ARTICLE:
How a file is deleted in ufs2?
Scott Long
scottl at samsco.org
Tue Apr 11 02:53:37 UTC 2006
Rick C. Petty wrote:
> On Mon, Apr 10, 2006 at 08:20:38PM -0500, Eric Anderson wrote:
>
>>Hmm.. Can you explain then how a tool could recover rm'ed files (or just
>>point me to the code snippet)? There are a few tools that do this. I
>>was under the understanding that the direct/indirect/* lists got blasted
>>away, but parts of the inode were left over.
>
>
> Nope, the whole inode gets cleared. I thought this too and discovered the
> hard way. Maybe without softupdates, I'm not sure??
>
It happens the same with or without softupdates. The one difference is
between UFS1 and UFS2. With UFS1, doing a newfs also scrubs the inode
blocks. UFS2 newfs doesn't scrub them, and the filesystem relies on a
flag to know to scrub them before using them the first time. This was
done purely as an optimization for newfs, though it could technically
be used to help recover a filesystem that was accidentally newfs'd.

DATA EXCERPT:
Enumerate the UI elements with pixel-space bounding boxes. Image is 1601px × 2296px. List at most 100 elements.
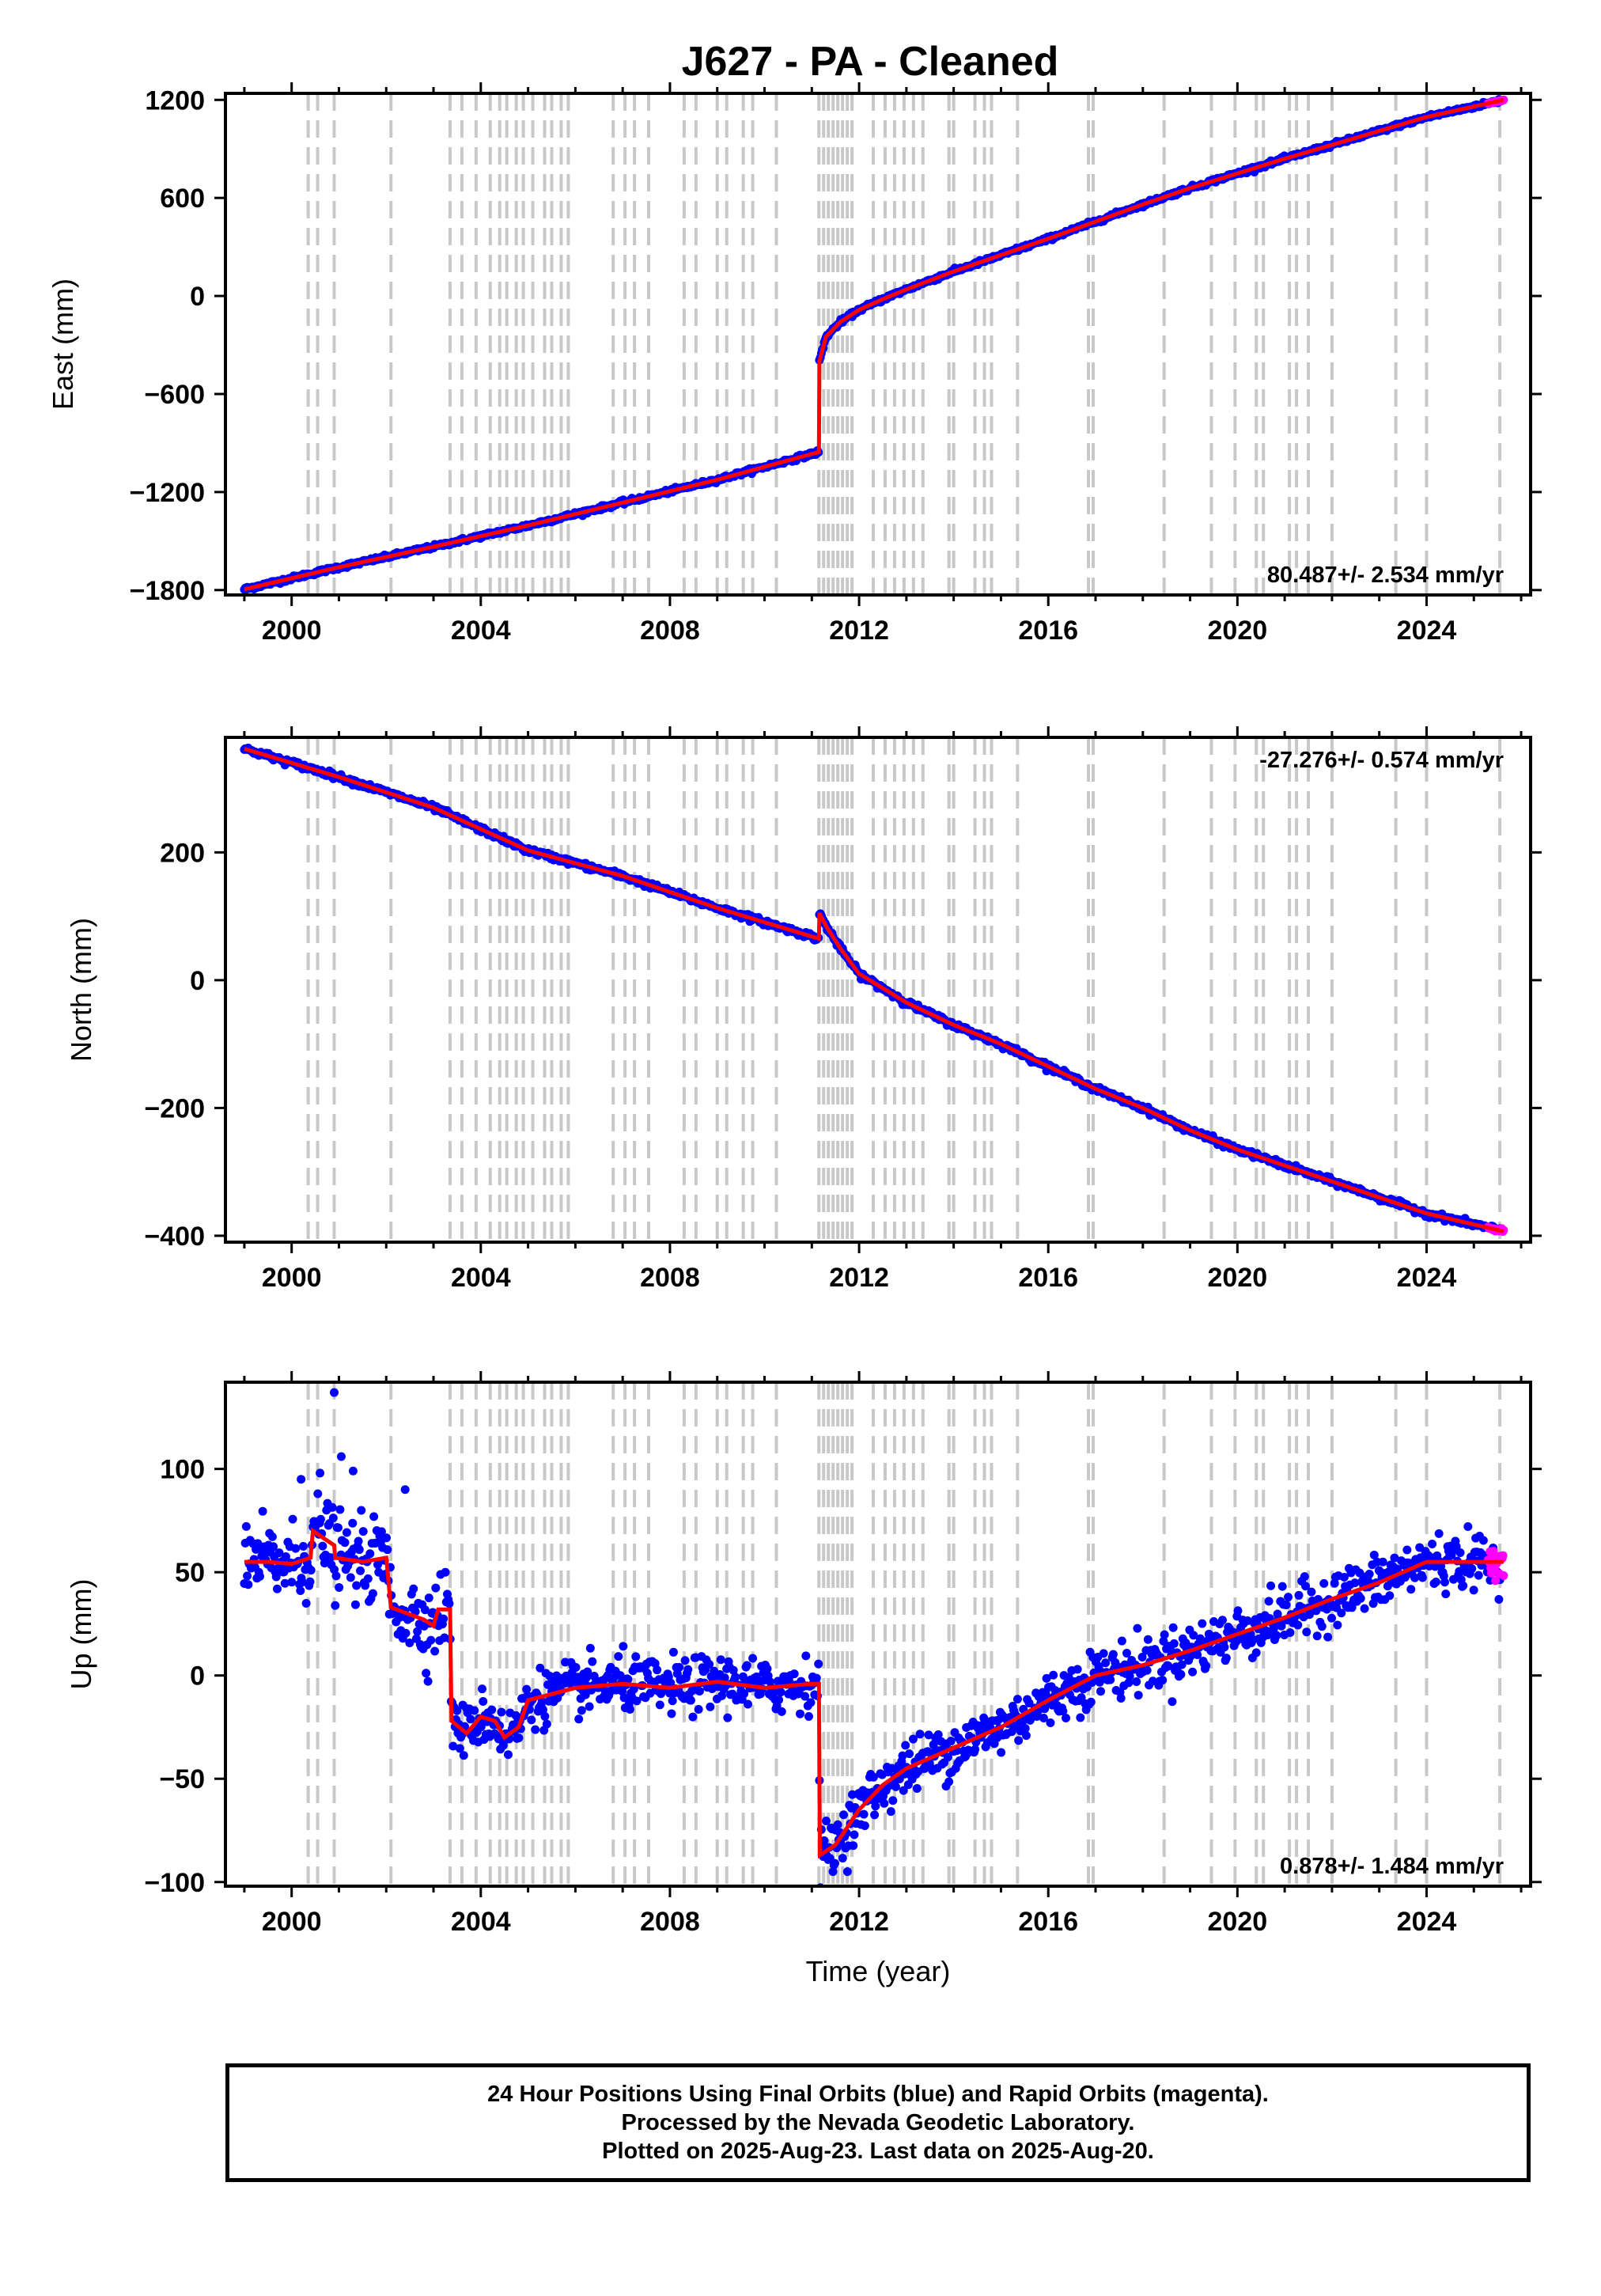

AIM OF THE EXERCISE: Reproduce the portion of the mailing list post between "How a file is" and "were left over.", inclusive. The lines above come from a source separate from the mailing list post.

EXERCISE OUTPUT:
How a file is deleted in ufs2?
Scott Long
scottl at samsco.org
Tue Apr 11 02:53:37 UTC 2006
Rick C. Petty wrote:
> On Mon, Apr 10, 2006 at 08:20:38PM -0500, Eric Anderson wrote:
>
>>Hmm.. Can you explain then how a tool could recover rm'ed files (or just
>>point me to the code snippet)? There are a few tools that do this. I
>>was under the understanding that the direct/indirect/* lists got blasted
>>away, but parts of the inode were left over.